**AIM OF THE TASK:**
Tell me how many lines hold "height", please, using only the number.

**MATERIAL FOR THIS TASK:**
▬▬▬▬▬▬▬▬▬▬
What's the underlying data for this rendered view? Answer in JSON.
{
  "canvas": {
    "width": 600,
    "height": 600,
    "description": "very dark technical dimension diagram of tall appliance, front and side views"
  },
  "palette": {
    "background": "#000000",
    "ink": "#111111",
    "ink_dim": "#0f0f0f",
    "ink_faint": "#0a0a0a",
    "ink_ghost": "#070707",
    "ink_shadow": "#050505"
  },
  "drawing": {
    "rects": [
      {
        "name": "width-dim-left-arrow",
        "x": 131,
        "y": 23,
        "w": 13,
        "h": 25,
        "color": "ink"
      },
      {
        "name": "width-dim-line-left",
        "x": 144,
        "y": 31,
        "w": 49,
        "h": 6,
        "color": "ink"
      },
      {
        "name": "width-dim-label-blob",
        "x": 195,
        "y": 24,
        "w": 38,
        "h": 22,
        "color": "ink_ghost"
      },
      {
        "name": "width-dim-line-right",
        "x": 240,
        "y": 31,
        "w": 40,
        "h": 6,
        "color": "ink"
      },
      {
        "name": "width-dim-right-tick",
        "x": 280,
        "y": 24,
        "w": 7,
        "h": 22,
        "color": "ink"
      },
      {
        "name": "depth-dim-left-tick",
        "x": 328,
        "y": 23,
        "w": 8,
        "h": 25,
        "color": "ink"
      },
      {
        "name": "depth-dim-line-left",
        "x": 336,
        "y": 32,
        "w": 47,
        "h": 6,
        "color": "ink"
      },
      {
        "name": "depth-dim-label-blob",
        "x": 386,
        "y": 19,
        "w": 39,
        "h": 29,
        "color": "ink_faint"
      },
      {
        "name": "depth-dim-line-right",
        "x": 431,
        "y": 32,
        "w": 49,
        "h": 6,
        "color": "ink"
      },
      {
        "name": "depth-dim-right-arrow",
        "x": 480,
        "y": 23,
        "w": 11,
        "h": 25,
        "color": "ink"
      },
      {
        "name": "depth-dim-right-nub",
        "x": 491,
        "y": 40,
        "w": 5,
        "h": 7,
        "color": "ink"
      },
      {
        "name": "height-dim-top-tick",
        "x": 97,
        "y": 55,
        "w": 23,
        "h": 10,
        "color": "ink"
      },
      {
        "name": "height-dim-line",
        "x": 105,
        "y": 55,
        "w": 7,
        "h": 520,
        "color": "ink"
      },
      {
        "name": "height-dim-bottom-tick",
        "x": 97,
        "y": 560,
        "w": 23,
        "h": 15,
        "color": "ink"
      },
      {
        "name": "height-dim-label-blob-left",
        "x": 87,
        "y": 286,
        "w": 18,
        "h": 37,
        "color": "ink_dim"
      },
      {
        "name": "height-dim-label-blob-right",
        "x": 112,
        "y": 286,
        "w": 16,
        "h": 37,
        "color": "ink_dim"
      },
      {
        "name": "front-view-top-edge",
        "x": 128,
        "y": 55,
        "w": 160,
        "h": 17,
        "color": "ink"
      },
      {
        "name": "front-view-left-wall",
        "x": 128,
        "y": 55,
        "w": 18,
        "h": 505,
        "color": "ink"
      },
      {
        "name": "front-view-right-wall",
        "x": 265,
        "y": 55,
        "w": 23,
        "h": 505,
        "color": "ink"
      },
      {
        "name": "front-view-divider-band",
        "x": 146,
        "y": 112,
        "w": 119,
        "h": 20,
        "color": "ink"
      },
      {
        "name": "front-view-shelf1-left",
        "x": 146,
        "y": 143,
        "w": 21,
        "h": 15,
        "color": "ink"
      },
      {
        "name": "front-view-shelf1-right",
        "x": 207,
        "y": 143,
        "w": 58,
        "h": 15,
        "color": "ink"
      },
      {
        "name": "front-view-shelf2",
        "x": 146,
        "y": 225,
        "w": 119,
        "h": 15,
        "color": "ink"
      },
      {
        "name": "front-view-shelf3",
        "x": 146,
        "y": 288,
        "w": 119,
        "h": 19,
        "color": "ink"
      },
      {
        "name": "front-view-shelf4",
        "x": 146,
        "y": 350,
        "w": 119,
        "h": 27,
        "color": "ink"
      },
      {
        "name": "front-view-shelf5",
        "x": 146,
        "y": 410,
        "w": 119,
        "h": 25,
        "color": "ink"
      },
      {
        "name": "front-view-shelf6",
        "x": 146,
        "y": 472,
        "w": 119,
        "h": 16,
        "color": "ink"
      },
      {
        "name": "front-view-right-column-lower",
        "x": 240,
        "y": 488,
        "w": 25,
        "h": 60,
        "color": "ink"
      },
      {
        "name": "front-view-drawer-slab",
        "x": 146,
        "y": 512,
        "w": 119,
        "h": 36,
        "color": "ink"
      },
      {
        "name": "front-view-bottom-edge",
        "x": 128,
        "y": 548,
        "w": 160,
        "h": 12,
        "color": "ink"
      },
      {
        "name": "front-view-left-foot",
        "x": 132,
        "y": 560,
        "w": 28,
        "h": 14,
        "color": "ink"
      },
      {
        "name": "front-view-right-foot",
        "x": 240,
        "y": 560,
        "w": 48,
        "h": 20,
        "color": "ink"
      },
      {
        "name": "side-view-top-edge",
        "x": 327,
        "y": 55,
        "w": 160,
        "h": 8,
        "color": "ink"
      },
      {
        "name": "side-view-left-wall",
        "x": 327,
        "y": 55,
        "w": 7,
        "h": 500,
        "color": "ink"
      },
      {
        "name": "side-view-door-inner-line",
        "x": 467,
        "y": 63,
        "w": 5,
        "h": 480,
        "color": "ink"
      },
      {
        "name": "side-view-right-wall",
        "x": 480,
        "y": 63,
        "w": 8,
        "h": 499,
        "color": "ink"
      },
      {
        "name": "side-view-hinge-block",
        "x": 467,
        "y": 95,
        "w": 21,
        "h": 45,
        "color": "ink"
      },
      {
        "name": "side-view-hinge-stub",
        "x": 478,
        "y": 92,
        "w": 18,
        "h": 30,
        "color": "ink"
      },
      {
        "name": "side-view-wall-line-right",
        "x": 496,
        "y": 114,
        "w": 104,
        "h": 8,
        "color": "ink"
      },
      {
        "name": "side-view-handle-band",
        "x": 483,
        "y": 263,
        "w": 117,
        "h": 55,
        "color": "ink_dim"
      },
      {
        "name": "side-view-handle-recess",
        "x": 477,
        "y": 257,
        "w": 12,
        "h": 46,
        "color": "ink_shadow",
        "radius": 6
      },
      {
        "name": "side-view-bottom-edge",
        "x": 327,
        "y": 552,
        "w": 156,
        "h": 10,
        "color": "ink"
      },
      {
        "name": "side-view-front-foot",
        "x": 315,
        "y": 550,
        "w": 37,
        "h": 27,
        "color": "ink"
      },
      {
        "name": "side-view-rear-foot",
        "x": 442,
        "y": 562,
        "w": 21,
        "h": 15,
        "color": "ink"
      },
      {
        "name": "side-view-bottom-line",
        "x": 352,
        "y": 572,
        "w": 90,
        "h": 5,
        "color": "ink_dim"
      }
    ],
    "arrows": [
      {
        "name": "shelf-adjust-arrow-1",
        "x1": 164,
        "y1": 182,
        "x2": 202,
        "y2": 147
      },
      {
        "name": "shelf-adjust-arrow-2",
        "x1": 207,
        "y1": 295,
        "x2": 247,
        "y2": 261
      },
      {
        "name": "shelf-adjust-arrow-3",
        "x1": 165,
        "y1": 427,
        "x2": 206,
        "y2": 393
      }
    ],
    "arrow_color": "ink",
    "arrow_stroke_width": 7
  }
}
▬▬▬▬▬▬▬▬▬▬
**RESULT:**
6